Locate the string "政府采购工程预算" throughout the material and copy every line in which it occurs.
**** Entries provided ****
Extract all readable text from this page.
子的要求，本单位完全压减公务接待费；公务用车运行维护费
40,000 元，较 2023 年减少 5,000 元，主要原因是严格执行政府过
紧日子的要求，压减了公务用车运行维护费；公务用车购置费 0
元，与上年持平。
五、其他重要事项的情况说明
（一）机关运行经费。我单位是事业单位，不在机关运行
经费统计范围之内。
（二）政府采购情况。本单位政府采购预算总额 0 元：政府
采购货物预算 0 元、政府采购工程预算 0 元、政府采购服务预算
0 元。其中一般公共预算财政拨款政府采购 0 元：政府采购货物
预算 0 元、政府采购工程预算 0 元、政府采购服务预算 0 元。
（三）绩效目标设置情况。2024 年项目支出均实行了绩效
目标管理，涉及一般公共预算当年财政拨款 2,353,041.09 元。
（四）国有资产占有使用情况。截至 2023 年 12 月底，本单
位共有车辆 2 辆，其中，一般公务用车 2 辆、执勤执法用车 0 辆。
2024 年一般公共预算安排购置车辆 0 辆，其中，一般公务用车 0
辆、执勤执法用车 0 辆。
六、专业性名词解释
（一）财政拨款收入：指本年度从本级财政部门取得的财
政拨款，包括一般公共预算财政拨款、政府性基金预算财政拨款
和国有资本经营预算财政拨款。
****
Worked answer:
采购货物预算 0 元、政府采购工程预算 0 元、政府采购服务预算
预算 0 元、政府采购工程预算 0 元、政府采购服务预算 0 元。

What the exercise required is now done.